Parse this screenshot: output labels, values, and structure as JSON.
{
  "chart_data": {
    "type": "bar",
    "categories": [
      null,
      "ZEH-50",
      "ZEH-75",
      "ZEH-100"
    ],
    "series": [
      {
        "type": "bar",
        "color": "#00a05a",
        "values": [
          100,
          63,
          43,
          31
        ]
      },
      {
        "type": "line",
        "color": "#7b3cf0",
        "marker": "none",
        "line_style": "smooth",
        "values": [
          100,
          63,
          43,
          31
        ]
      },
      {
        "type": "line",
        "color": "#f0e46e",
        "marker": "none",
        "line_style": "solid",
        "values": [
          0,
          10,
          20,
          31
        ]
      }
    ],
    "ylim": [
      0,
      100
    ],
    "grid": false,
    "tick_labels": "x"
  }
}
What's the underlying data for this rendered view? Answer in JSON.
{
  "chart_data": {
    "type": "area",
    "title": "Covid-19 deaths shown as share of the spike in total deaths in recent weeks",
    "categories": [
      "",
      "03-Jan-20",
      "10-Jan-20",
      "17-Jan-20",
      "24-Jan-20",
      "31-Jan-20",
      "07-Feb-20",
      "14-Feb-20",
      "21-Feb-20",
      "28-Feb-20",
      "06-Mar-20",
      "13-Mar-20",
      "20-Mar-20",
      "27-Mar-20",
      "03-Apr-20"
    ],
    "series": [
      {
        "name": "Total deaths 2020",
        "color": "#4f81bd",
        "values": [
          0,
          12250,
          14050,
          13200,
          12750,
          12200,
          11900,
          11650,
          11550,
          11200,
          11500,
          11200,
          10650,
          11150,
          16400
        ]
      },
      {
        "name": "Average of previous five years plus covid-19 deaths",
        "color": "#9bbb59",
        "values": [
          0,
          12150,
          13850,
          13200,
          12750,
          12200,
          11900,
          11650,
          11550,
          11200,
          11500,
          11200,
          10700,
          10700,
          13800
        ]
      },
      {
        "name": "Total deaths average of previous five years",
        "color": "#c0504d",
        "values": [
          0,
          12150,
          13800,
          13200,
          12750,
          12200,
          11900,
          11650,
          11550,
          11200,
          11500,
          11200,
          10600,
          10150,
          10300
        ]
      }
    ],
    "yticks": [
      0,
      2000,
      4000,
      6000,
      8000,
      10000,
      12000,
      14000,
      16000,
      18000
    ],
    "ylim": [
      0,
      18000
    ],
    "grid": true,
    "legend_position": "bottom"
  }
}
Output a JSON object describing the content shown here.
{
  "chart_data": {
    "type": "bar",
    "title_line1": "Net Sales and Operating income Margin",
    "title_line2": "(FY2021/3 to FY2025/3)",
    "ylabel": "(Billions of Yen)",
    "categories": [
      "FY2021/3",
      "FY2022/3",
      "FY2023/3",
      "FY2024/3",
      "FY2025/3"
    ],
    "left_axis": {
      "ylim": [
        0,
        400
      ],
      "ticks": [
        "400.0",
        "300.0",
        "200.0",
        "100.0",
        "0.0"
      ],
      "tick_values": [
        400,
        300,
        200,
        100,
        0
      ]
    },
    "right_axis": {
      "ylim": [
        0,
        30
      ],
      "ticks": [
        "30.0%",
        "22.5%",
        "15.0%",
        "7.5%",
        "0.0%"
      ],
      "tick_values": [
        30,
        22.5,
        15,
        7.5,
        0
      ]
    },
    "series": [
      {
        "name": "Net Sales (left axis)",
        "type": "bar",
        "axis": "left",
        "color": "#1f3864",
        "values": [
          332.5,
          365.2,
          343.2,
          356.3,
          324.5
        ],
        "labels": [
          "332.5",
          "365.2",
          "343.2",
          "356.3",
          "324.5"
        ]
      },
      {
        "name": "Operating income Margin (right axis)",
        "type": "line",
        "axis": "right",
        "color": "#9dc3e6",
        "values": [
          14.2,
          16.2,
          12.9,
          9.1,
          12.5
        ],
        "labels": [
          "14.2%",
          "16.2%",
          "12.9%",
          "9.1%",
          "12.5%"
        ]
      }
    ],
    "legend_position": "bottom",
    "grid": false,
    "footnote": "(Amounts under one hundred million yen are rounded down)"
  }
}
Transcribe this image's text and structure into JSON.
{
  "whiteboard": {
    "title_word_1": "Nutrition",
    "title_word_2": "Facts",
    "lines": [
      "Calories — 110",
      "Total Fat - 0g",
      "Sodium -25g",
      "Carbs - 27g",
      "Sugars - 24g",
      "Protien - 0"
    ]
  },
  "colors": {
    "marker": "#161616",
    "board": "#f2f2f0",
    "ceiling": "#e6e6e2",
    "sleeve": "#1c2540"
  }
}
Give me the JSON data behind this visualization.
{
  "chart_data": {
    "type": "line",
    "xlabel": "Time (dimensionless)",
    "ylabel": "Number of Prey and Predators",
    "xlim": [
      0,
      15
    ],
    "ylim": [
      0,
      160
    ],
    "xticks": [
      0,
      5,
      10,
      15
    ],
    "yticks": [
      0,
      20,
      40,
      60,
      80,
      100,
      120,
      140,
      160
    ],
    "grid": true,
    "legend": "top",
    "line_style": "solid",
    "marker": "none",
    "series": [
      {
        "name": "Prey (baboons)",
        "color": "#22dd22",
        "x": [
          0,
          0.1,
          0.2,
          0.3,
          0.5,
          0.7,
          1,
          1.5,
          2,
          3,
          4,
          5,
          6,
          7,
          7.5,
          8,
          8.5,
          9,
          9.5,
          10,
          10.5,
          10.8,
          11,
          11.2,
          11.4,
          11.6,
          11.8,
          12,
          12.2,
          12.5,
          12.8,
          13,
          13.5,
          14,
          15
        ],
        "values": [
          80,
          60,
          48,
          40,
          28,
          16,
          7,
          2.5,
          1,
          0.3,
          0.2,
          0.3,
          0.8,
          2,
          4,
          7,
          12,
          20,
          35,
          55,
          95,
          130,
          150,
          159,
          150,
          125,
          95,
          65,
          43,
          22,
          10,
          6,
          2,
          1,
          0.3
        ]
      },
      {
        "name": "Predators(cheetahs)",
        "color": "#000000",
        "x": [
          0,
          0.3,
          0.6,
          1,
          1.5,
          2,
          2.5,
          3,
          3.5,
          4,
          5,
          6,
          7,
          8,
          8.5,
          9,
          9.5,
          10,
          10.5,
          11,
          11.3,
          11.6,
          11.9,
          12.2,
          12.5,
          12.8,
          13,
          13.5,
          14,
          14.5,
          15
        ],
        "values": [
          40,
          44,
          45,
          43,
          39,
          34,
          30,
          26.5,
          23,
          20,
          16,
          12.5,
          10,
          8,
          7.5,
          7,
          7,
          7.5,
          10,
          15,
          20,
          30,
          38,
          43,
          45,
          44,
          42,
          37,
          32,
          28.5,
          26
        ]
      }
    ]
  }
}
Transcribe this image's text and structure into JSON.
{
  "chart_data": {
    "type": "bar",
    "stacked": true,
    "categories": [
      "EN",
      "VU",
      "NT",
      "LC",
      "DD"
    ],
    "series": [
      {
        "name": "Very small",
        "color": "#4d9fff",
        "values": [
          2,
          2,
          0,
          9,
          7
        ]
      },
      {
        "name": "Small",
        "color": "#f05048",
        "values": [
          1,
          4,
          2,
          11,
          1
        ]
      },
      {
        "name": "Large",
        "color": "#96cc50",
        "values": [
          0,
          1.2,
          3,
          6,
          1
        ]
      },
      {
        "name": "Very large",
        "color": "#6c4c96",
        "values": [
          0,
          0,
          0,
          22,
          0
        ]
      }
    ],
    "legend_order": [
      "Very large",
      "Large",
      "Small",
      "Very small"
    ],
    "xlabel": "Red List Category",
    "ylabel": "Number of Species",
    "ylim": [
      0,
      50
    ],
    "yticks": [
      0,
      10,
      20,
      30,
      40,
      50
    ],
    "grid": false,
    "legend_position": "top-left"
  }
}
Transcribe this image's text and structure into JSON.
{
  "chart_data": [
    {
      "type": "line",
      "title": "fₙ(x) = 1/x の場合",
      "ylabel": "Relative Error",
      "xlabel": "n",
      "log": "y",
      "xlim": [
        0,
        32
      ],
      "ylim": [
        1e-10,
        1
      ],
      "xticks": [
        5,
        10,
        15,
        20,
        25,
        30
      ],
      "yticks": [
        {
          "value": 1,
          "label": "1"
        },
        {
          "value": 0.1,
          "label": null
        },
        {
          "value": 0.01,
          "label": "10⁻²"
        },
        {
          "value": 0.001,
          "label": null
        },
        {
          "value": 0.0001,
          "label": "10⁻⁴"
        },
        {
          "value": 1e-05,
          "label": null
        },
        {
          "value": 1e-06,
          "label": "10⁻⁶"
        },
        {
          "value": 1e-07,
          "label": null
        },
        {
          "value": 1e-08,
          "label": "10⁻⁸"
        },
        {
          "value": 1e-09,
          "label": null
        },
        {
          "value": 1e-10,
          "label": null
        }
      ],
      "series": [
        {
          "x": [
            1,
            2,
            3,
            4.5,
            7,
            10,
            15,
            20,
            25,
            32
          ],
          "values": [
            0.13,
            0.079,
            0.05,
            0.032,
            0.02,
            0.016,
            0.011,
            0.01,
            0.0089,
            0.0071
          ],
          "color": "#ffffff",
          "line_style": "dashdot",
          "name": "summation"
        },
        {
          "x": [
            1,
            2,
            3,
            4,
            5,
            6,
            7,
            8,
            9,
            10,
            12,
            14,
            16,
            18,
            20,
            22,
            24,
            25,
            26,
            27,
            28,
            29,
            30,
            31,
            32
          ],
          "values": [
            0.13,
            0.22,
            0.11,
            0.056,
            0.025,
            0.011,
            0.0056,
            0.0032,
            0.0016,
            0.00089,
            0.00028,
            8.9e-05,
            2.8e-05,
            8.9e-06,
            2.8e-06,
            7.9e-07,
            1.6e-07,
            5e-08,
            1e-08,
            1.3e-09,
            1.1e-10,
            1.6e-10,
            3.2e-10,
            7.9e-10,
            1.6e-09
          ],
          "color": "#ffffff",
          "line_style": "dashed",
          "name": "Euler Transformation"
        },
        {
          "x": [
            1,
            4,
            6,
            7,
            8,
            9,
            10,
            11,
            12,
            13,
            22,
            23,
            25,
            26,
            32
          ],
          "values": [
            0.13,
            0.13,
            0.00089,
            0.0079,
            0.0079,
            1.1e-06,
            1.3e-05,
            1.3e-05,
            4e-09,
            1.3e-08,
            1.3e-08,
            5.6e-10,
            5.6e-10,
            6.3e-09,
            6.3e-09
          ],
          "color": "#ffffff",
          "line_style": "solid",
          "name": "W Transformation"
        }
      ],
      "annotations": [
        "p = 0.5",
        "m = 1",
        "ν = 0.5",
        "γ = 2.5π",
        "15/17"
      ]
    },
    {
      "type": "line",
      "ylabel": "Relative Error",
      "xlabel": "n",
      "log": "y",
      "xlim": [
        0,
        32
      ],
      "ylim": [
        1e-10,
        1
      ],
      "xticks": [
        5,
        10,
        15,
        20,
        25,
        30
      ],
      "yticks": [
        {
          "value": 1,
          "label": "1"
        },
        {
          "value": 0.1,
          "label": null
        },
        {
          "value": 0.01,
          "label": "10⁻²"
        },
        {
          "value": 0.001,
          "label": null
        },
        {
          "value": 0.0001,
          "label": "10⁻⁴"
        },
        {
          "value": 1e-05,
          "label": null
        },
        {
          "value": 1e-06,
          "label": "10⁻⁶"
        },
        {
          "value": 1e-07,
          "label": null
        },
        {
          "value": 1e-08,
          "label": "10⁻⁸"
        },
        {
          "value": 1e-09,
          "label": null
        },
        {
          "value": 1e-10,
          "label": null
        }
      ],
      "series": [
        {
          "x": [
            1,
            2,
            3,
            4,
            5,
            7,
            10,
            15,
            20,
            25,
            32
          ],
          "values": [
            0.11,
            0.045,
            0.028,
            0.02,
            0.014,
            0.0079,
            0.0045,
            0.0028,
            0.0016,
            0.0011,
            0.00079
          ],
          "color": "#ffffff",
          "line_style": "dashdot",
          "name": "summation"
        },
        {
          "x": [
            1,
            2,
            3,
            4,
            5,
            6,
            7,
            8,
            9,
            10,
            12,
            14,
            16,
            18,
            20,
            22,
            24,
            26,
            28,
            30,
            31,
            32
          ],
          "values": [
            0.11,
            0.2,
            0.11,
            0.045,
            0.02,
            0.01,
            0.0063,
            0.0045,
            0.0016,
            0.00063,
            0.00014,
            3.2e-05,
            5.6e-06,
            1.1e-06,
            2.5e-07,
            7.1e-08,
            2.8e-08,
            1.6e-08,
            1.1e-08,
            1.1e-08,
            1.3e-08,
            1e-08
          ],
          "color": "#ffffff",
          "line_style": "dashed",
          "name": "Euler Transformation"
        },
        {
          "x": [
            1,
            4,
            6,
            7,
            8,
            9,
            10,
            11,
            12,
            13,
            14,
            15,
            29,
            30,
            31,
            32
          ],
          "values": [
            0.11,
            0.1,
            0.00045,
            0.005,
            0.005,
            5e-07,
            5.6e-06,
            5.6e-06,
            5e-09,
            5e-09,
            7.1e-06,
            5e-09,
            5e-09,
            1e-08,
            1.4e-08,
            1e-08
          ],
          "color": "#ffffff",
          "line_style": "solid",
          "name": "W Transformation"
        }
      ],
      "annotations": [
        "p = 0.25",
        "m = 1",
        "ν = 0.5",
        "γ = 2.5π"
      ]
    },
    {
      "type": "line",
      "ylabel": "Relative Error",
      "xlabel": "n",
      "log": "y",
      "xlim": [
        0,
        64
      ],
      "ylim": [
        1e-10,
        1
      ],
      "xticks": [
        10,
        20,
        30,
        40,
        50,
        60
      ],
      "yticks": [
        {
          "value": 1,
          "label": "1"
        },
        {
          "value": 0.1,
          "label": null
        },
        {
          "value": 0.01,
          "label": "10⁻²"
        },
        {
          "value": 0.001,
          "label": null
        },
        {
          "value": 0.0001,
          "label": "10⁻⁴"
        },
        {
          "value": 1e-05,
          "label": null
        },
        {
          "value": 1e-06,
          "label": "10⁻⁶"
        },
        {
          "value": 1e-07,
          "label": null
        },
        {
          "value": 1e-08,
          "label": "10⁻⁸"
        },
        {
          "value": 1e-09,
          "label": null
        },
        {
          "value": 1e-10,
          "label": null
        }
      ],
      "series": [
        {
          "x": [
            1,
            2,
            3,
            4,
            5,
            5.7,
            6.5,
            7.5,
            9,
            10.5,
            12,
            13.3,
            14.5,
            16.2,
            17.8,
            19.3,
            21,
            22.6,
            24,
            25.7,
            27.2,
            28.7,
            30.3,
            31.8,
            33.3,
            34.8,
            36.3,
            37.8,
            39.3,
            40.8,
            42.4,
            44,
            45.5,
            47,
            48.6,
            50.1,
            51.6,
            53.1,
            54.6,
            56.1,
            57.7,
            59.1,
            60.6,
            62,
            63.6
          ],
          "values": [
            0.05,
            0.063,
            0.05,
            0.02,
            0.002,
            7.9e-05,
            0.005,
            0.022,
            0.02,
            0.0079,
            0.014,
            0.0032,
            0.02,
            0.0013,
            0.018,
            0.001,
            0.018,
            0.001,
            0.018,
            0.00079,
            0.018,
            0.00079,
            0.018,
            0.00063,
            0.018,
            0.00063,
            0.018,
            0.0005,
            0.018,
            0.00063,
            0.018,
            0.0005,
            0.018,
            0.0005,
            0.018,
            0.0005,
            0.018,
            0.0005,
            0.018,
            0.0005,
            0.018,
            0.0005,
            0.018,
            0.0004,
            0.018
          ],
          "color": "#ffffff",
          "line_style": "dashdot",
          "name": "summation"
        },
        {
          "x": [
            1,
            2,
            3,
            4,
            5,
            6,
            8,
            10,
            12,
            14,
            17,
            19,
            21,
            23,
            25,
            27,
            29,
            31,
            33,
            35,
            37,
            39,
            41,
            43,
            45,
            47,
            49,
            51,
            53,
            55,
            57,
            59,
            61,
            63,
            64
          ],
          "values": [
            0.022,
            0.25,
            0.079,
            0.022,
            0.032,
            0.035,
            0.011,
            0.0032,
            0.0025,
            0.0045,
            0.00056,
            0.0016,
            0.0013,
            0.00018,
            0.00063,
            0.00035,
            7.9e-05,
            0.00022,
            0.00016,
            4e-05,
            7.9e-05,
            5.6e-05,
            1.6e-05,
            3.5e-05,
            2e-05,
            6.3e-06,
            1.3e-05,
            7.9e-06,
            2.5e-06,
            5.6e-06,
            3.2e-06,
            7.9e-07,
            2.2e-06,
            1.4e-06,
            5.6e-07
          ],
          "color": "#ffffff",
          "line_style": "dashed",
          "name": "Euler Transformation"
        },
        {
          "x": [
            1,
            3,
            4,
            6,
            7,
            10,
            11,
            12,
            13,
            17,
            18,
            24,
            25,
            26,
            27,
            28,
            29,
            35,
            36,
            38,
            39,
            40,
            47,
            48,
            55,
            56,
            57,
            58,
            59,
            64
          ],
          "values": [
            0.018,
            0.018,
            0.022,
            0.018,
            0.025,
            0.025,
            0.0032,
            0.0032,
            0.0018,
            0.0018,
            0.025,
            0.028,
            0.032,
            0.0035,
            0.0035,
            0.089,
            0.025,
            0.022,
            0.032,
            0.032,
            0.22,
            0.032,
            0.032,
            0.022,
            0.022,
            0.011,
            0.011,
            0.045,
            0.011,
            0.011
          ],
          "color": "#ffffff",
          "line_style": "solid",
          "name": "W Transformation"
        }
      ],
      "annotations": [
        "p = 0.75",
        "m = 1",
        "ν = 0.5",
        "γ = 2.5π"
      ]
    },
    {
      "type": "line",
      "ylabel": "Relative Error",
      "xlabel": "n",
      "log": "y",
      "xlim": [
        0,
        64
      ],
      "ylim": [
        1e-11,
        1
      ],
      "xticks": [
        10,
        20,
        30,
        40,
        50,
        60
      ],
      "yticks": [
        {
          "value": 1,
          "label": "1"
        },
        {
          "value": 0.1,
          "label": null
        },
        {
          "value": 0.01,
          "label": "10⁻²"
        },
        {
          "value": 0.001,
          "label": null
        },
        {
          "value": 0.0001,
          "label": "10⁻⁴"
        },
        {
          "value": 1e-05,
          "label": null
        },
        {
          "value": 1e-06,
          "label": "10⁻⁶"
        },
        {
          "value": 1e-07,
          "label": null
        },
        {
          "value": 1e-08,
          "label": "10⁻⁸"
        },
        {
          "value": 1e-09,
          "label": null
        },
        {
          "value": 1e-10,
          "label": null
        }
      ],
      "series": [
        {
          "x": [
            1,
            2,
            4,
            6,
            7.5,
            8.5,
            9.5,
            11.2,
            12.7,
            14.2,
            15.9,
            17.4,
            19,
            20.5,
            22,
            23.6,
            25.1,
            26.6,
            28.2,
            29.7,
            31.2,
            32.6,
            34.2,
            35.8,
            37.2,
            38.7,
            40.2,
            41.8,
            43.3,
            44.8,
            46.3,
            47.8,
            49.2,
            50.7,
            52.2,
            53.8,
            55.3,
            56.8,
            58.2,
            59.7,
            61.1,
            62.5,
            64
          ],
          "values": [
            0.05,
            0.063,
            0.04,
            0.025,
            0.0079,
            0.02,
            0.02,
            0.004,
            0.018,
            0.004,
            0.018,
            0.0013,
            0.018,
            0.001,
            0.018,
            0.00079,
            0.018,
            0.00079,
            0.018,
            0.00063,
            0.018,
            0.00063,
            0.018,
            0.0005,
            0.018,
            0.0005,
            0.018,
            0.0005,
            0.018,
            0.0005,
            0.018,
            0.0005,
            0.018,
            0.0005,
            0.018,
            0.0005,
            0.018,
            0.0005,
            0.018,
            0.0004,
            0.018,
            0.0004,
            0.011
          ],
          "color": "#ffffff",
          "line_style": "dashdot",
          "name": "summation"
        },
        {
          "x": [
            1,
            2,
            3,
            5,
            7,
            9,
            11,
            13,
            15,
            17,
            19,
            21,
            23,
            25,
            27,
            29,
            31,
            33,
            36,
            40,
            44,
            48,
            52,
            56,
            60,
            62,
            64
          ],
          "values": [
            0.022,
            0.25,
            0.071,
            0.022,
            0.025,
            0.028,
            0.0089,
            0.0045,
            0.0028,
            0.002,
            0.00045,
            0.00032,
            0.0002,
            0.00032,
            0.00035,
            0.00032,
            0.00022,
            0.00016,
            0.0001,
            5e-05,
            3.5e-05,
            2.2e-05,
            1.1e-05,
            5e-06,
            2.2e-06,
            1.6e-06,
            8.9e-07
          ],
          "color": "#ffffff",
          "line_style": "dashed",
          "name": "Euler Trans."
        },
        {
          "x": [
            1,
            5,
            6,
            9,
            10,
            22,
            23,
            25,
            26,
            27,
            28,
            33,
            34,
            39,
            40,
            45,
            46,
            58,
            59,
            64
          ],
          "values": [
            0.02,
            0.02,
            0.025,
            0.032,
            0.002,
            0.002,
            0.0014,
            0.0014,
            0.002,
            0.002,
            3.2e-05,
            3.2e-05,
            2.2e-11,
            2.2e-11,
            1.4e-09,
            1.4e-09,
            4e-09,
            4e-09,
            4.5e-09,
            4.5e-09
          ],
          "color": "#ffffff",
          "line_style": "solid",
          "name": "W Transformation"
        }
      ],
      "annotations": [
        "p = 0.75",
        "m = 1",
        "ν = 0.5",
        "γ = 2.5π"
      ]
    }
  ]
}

***

* TASK INSTRUCTIONS
Which lines hold the word "deaths"? Copy each of them from the records.

* WRITTEN RESPONSE
    "title": "Covid-19 deaths shown as share of the spike in total deaths in recent weeks",
        "name": "Total deaths 2020",
        "name": "Average of previous five years plus covid-19 deaths",
        "name": "Total deaths average of previous five years",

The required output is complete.